» **Prompt**
Output every line below exactly.

» **Data listing**
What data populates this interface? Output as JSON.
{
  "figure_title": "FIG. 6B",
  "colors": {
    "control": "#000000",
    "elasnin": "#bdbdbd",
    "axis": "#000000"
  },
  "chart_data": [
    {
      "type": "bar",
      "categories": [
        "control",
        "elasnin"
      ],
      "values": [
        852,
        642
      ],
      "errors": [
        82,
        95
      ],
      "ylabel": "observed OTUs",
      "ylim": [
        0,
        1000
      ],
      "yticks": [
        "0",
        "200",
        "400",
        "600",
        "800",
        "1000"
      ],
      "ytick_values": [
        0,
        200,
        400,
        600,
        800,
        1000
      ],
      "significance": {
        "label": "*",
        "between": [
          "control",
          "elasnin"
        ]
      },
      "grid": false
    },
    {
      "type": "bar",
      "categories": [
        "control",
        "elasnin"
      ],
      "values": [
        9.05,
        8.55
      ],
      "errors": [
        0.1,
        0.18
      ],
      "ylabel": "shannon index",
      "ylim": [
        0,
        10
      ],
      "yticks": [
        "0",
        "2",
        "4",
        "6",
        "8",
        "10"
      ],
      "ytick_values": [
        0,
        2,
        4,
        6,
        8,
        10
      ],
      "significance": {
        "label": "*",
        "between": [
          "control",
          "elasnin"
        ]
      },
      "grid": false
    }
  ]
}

» **Worked solution**
What data populates this interface? Output as JSON.
{
  "figure_title": "FIG. 6B",
  "colors": {
    "control": "#000000",
    "elasnin": "#bdbdbd",
    "axis": "#000000"
  },
  "chart_data": [
    {
      "type": "bar",
      "categories": [
        "control",
        "elasnin"
      ],
      "values": [
        852,
        642
      ],
      "errors": [
        82,
        95
      ],
      "ylabel": "observed OTUs",
      "ylim": [
        0,
        1000
      ],
      "yticks": [
        "0",
        "200",
        "400",
        "600",
        "800",
        "1000"
      ],
      "ytick_values": [
        0,
        200,
        400,
        600,
        800,
        1000
      ],
      "significance": {
        "label": "*",
        "between": [
          "control",
          "elasnin"
        ]
      },
      "grid": false
    },
    {
      "type": "bar",
      "categories": [
        "control",
        "elasnin"
      ],
      "values": [
        9.05,
        8.55
      ],
      "errors": [
        0.1,
        0.18
      ],
      "ylabel": "shannon index",
      "ylim": [
        0,
        10
      ],
      "yticks": [
        "0",
        "2",
        "4",
        "6",
        "8",
        "10"
      ],
      "ytick_values": [
        0,
        2,
        4,
        6,
        8,
        10
      ],
      "significance": {
        "label": "*",
        "between": [
          "control",
          "elasnin"
        ]
      },
      "grid": false
    }
  ]
}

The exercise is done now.